Blue sky thinking

Today’s guest picture comes from my Somerset correspondent, Venetia. You can see famous Glastonbury Tor in the background and reflected in the floodwater. Venetia tells me that flooding is very common at this time of year on the Somerset Levels. I suppose the clue is in the name.

We were in no danger of flooding here as we had another dry and sunny day. Once again, the clear weather had led to freezing temperatures so I was happy to idle away the morning with coffee, conversation and a crossword and occasional glances at the birds.

There were only occasional glances because there were only occasional birds. I am beginning to get a bit worried about the lack of garden birds as this should be a busy time of year. Today the roll call of visitors to the feeder was short…

…though blackbirds and a robin lurked about unsnapped.

I did see both our dunnocks at the same time and I managed to get a poor picture of them both before they flitted away.

When the sun eventually got round to the feeder, it was almost too strong for the camera to cope with.

The main business of the day was to get out and enjoy the blue sky and sunshine. Not long ago I had hoped to walk up Meiklehom Hill but had been thwarted by impending cattle. When I was on my walk yesterday on the other side of the valley, I had seen that the cattle on Meikleholm Hill were grazing away from the track so I decided to have another go today.

◇ ◇ ◇ ◇

### Tasks to perform
- A) Rewrite the stretch of the Blue sky thinking post from "There were only occasional glances" through "another go today.", putting "sparrows" in place of "dunnocks".
- B) Answer these questions from the Blue sky thinking post:
(i) What famous landmark is visible in the background of the guest picture?
(ii) Which birds lurked about unsnapped?
(iii) What had thwarted the writer's earlier hope of walking up the hill?
- C) Resume the Blue sky thinking post where it stops, continuing after its final sentence.

### Stored data

◇ ◇ ◇ ◇

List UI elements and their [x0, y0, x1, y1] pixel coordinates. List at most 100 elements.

◇ ◇ ◇ ◇

### Outputs by task
- A)
There were only occasional glances because there were only occasional birds. I am beginning to get a bit worried about the lack of garden birds as this should be a busy time of year. Today the roll call of visitors to the feeder was short…

…though blackbirds and a robin lurked about unsnapped.

I did see both our sparrows at the same time and I managed to get a poor picture of them both before they flitted away.

When the sun eventually got round to the feeder, it was almost too strong for the camera to cope with.

The main business of the day was to get out and enjoy the blue sky and sunshine. Not long ago I had hoped to walk up Meiklehom Hill but had been thwarted by impending cattle. When I was on my walk yesterday on the other side of the valley, I had seen that the cattle on Meikleholm Hill were grazing away from the track so I decided to have another go today.

- B)
(i) Glastonbury Tor.
(ii) Blackbirds and a robin.
(iii) Impending cattle.

- C)
The cattle were nowhere to be seen when I got to the hill and the view back over the town showed that it was a good day to be out and about.

The lower slopes of the hill were snow free, and the snow on a neighbouring ridge almost looked as if it had been applied by an amateur cake icer.

As I got further up Meikleholm Hill, other hills came into view…

…some with better quality icing.

I put my Yaktrax on again today when I got to the steeper and slightly more snowy parts of the path and kept them on when I came to the walk up the fence to the top of Timpen.

The camera flattens out the slope and I was pleased to have good traction as I puffed up the hill to the trig point on the summit…

…where I enjoyed some splendid views with no encroaching mist today.

To the north, the bigger hills were snow covered…

…and to the south, Langholm lay snugly in its sheltering valley.

I headed along the ridge from the summit for a short while…

…before finding an easy route down the slopes to my right leading to the road near Craigcleuch.

With the assistance of my walking poles and secure footwear, I positively skipped down the snowy hillside (some slight literary exaggeration there perhaps), stopping to enjoy the views as I went, including this striking prospect of the Gates of Eden with the hills beyond..

Just before I got to the road, I came to a little burn tumbling down the hill…

…with an alder standing beside it.

I took my Yaktrax off and walked back towards Langholm along the road. It wasn’t as much fun as walking over the open hill but there were still things to see. I was surprised to find a large patch of little fungi growing in the verge. Further along I saw thet the scarlet elfcup had survived a couple of frosty nights and it was easy to tell where the new coping stones had been put on the wall at the Potholm road end.

It was still quite early as I hadn’t walked far, so I rang up Sandy and asked whether he would like to join me for the end of my walk. He was happy to be roused from his chair and I met him at his house and we walked together across the Jubilee Bridge and up the Lodge Walks….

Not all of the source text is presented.